-------- Reading passage

Vladimir Putin deploys 11 nuclear bombers just miles from NATO border in satellite images

Vladimir Putin has deployed 11 nuclear bombers at an airbase near the Finnish and Norwegian borders, according to new satellite images.

The move comes amid high tension over whether the Russian President plans an atomic attack in Europe.

He has gradually increased the number of strategic bombers at Olenya air base from none on August 12 to four Tu-160s on August 21 to 11 now.

There are seven Tu-160 strategic bombers and four Tu-95 aircraft at the facility on the Kola Peninsula.

The disclosure comes from Faktisk.no - an independent Norwegian fact checking website - which obtained the data from American satellite operator Planet.

Russia's President Vladimir Putin (Sputnik/AFP via Getty Images)

The buildup above the Arctic Circle follows international concern when on two weeks ago when The Jerusalem Post reported on an "unusual deployment" of seven nuclear bombers at the airbase.

----------------
-------- Records provided

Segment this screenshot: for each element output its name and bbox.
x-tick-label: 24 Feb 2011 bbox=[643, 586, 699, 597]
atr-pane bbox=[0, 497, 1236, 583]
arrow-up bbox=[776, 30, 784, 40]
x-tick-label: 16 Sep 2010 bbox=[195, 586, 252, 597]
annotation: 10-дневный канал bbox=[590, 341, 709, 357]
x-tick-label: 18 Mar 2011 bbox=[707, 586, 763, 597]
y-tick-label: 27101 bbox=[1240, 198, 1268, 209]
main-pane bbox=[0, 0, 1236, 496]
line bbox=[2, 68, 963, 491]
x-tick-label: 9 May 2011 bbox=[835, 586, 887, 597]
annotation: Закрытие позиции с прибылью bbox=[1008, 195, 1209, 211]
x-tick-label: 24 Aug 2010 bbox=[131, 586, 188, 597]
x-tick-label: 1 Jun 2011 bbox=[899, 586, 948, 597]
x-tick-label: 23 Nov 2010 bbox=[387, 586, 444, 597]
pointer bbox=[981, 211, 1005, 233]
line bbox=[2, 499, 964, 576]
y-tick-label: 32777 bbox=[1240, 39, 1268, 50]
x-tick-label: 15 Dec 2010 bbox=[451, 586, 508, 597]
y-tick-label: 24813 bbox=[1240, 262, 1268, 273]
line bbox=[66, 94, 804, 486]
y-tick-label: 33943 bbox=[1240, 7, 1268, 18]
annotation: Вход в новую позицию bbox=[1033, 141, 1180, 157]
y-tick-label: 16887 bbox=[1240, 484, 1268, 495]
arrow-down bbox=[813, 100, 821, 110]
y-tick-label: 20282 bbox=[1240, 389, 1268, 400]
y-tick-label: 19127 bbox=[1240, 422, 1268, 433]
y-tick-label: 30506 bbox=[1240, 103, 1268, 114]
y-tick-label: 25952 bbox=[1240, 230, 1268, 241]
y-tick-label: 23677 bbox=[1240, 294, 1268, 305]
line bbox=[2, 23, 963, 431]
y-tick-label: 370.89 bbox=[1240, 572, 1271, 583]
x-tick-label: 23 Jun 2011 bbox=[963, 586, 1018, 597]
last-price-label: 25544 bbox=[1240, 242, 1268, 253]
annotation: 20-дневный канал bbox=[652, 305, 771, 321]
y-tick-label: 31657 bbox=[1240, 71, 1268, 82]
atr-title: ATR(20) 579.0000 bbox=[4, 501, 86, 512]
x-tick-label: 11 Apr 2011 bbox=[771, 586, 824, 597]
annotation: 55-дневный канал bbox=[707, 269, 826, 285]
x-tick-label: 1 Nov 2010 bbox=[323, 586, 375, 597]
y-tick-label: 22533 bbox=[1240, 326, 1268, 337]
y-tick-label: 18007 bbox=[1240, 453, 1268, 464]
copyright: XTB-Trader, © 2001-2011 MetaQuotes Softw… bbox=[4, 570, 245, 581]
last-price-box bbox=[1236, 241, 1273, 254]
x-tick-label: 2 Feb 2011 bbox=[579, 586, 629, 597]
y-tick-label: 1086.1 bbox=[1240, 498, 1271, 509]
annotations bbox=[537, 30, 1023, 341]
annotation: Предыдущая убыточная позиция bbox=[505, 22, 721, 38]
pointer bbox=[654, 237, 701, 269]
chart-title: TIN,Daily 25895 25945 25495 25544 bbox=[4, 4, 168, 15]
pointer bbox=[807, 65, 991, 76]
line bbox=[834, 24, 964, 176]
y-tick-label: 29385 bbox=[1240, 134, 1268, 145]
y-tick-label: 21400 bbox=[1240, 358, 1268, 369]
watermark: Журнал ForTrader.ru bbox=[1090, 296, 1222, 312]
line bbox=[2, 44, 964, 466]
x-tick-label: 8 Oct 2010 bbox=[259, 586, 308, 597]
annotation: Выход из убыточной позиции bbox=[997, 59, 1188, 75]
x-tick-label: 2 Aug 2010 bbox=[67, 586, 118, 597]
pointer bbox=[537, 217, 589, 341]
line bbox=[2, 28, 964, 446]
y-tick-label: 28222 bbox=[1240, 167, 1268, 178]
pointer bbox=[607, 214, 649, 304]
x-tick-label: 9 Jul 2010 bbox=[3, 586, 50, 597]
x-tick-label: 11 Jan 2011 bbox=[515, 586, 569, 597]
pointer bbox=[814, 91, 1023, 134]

----------------

*Exercise brief*
Continue the news article about Russia's nuclear bombers at Olenya air base, starting after its final sentence.

*Output of the task*
This was highlighted by Israeli intelligence firm ImageSat International which detected the "irregular presence" of TU-160s and TU-95s.

The Armageddon planes are usually stationed at Engels Air Base, 450 miles south-east of Moscow.

The Olenya air base is on the border with NATO (Google maps)

The bombers are close to the border of NATO member Norway, and soon-to-become Alliance member, Finland. They can also be used with conventional weapons.

There is evidence the deployment at Olanya has Kh-101 cruise missiles for possible use against targets in Ukraine.

The Kh-101 can carry conventional or nuclear warheads. The runway at Olenya airbase was empty on August 12.

A Tu-160 'Blackjack' strategic bomber on static display (Fyodor Borisov)

The Tu-160 - aka White Swan, but known in the West as Blackjack - has been the workhorse of Russia ’s strategic missile forces since Soviet times.

The super-loud Tu-95, known as Bear, is the only propeller-powered strategic bomber still in operational use today. The aircraft first flew 70 years ago.

Putin has deployed the Tu-95s to buzz Britain at moments of high tension, for example in February this year when the Royal Air Force scrambled Typhoon fighters to escort two Bears off northern Scotland.

Four Tu-160 ‘Blackjacks’ (at the base since August 21, 2022) were joined by three Tu-95 ‘Bears’ by September 25, 2022 (ImageSat Intl.)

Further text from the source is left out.